(Extracts from a graphics dataset)

++++++++++++++++++++

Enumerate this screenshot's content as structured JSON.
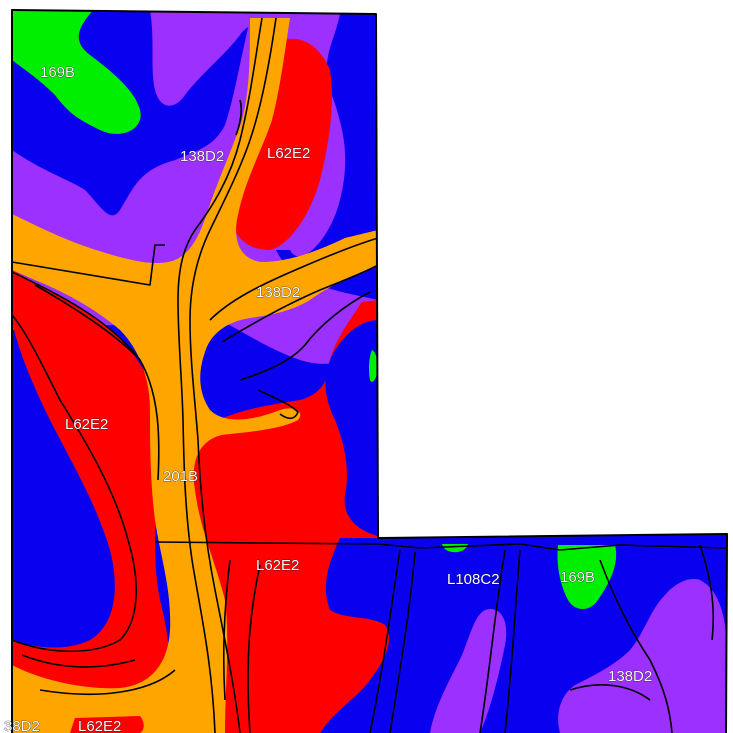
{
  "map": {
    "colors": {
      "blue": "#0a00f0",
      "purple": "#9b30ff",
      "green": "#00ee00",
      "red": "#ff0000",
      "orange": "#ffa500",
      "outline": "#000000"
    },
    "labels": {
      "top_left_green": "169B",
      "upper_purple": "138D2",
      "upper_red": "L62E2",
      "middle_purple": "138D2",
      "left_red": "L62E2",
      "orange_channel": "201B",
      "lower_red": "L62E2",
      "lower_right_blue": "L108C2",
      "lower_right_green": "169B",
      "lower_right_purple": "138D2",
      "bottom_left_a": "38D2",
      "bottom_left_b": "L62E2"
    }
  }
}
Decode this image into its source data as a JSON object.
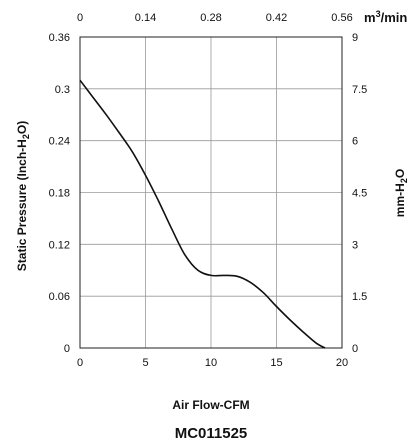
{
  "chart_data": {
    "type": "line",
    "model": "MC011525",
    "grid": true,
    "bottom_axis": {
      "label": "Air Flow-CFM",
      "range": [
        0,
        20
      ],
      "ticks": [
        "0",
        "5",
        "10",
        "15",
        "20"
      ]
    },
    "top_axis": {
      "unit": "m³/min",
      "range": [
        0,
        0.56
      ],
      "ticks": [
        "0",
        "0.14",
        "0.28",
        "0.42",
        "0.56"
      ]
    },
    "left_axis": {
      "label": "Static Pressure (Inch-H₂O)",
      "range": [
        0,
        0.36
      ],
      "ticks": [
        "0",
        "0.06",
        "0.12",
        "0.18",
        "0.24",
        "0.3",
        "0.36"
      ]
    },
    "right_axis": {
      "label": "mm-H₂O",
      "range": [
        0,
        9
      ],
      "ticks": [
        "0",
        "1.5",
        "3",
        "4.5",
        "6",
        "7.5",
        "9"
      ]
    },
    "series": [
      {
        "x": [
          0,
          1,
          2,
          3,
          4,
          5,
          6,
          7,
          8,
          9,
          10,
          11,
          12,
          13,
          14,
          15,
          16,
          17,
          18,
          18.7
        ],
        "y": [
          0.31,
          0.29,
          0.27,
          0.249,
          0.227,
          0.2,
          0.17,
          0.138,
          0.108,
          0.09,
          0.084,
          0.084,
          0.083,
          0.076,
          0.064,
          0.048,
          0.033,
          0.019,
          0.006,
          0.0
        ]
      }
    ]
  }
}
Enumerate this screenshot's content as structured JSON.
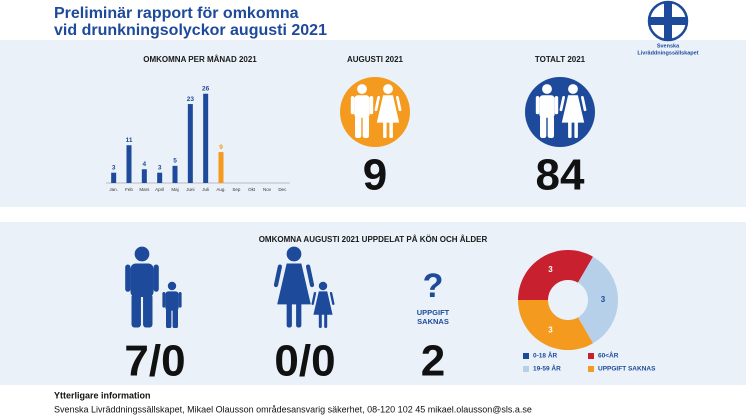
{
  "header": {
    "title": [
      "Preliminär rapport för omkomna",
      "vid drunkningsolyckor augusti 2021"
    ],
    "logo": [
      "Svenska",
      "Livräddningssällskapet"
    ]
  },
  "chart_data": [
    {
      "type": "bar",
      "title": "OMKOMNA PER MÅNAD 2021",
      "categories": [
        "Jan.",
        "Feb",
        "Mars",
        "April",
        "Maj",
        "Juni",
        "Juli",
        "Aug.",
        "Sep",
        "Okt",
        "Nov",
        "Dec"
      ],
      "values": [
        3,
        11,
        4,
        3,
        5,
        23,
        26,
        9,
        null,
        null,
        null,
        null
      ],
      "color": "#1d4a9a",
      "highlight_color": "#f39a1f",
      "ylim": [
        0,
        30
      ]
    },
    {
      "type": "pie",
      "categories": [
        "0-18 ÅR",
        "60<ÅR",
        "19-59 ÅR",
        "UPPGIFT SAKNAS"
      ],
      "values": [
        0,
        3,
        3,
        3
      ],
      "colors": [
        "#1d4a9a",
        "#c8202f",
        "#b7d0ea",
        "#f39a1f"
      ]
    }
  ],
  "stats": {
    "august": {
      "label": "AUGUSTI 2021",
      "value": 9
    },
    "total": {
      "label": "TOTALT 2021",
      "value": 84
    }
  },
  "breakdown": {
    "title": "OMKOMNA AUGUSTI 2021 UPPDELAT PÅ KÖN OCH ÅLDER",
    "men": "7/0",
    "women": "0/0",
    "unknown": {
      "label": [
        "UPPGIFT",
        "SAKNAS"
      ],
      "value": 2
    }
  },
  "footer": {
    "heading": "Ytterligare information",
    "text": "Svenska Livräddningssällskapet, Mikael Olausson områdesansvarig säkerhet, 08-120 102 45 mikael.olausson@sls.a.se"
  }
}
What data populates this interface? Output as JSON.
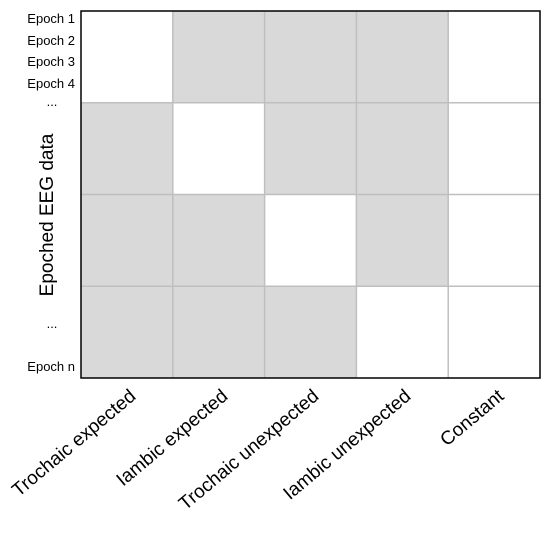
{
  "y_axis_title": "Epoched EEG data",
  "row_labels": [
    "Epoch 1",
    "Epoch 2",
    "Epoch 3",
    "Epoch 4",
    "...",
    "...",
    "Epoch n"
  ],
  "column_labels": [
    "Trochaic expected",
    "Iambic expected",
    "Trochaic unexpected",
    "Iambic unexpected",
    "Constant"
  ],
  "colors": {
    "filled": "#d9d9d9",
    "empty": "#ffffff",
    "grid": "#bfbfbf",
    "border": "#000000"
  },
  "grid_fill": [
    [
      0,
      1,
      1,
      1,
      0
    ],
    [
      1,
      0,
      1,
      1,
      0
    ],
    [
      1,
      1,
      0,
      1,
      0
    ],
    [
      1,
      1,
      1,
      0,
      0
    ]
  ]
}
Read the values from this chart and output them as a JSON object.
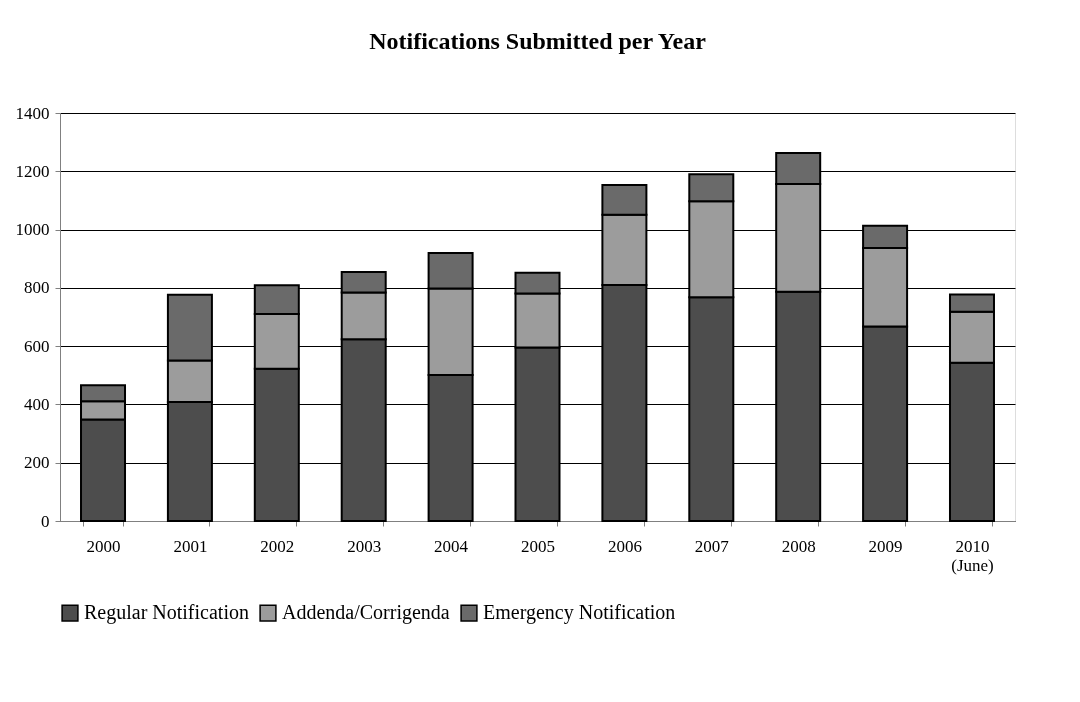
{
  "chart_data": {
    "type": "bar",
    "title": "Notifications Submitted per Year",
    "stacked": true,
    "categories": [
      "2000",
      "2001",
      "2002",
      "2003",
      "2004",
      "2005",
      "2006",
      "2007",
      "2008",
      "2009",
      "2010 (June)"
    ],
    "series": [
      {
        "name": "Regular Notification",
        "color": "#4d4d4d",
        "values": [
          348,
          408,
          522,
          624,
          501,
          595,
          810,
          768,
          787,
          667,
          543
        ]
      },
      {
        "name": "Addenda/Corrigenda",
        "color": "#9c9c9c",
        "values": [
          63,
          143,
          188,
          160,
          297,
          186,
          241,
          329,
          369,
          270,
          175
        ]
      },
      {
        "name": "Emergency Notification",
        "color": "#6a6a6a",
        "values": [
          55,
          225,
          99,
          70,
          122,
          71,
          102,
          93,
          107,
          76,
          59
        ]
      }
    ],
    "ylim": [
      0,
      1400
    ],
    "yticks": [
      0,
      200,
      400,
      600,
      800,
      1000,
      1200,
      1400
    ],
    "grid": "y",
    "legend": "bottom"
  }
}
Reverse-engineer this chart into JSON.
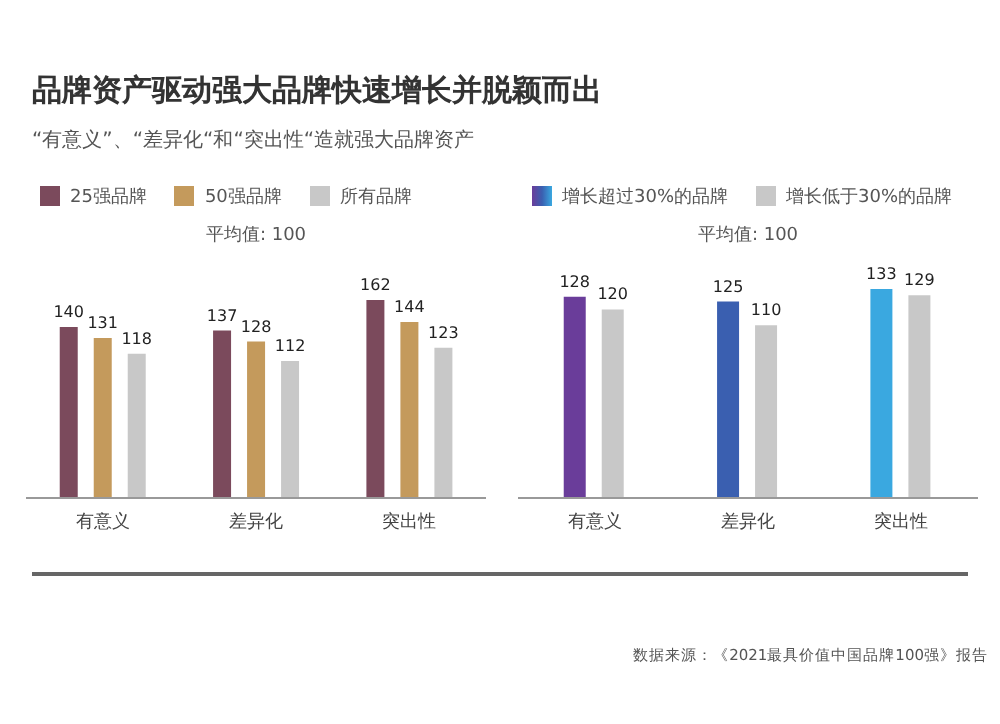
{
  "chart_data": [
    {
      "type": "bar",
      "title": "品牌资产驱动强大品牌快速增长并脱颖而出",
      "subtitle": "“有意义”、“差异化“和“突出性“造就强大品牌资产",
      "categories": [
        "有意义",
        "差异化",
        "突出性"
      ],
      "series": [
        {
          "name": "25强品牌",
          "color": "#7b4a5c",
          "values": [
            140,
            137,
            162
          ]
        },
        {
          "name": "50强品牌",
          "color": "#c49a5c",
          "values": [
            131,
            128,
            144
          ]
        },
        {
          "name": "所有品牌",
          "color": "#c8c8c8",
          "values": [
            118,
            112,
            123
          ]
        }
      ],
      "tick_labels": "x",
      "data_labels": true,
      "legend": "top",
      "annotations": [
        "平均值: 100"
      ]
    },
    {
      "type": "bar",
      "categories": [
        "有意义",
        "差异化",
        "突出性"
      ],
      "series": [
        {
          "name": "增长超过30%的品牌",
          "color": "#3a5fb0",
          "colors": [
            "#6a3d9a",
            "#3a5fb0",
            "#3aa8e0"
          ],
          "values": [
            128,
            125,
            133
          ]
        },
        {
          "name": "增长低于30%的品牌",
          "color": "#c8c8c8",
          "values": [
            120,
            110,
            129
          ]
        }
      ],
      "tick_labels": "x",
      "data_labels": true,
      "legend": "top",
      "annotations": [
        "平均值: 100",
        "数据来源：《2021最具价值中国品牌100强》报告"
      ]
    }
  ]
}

++++++++++++++++++++

Show each line of the listing that holds the string "this".

* EXPECTED ANSWER
Enumerate this screenshot's content as structured JSON.
Decode this image into its source data as a JSON object.
Enumerate this screenshot's content as structured JSON.
What data populates this interface? Output as JSON.
Read the values from this chart and output them as a JSON object.
Reverse-engineer this chart into JSON.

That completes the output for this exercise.